WHAT THE EXERCISE ASKS
Extract all lines containing "content".

-------- EXTRACTED ENTRIES

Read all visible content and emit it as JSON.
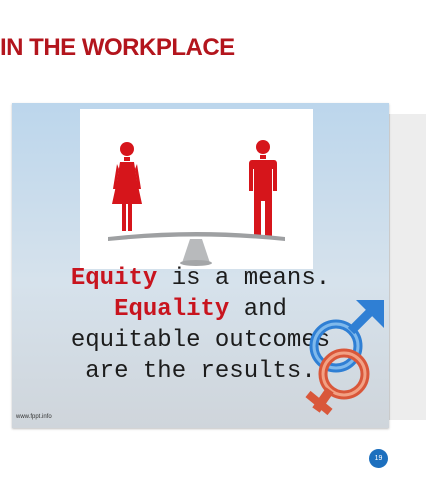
{
  "slide": {
    "title": "IN THE WORKPLACE",
    "page_number": "19"
  },
  "image": {
    "quote": {
      "line1_highlight": "Equity",
      "line1_rest": " is a means.",
      "line2_highlight": "Equality",
      "line2_rest": " and",
      "line3": "equitable outcomes",
      "line4": "are the results."
    },
    "watermark": "www.fppt.info",
    "icons": [
      "woman-figure-icon",
      "man-figure-icon",
      "balance-scale-icon",
      "male-symbol-icon",
      "female-symbol-icon"
    ]
  },
  "colors": {
    "title_red": "#b3151d",
    "figure_red": "#d6151b",
    "male_blue": "#2f7fd4",
    "female_orange": "#d9573a",
    "badge_blue": "#1c6fbe"
  }
}
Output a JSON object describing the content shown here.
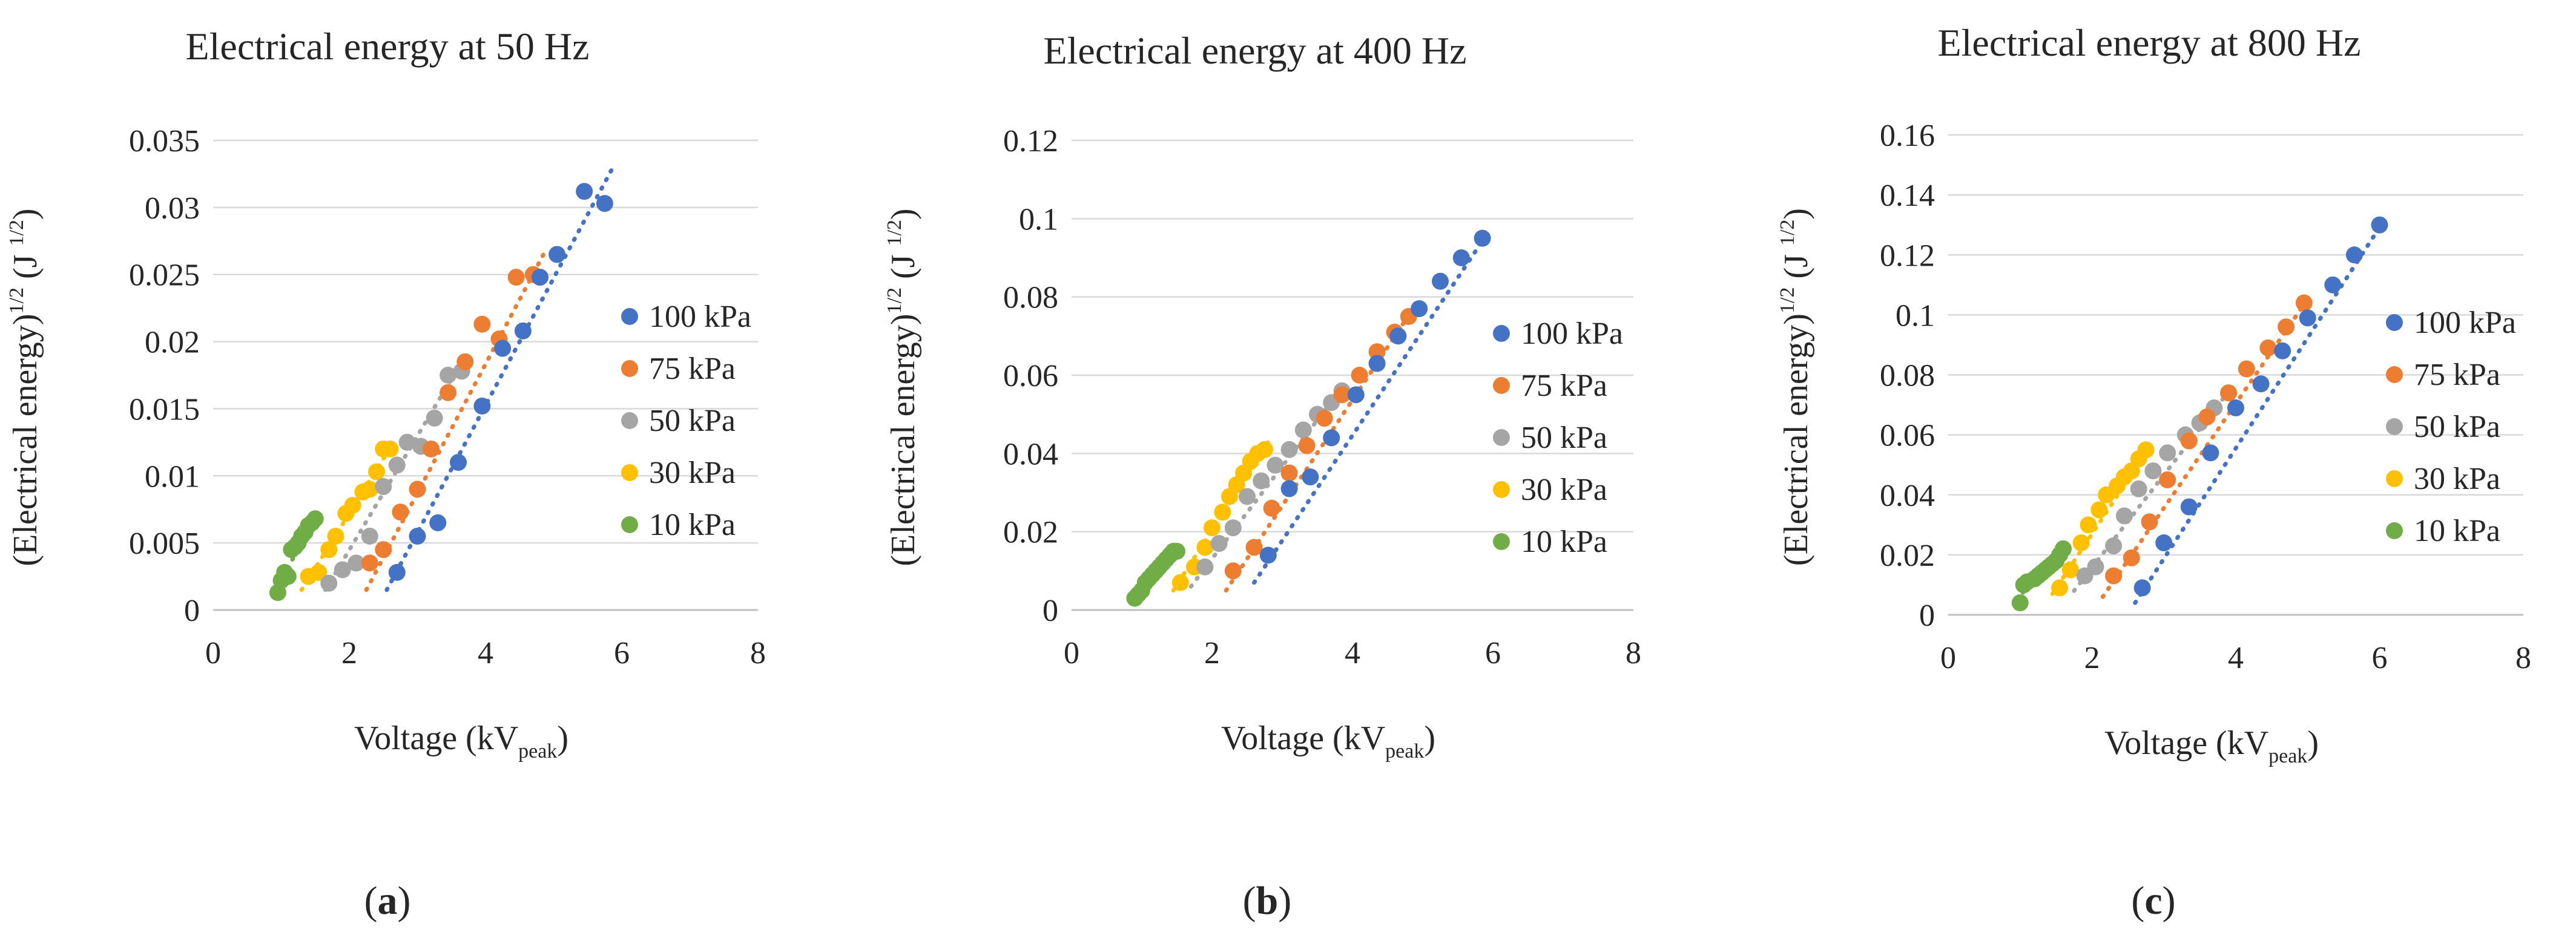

----------------

THE REPLY
Read all visible content and emit it as JSON.
Output a JSON object describing the content shown here.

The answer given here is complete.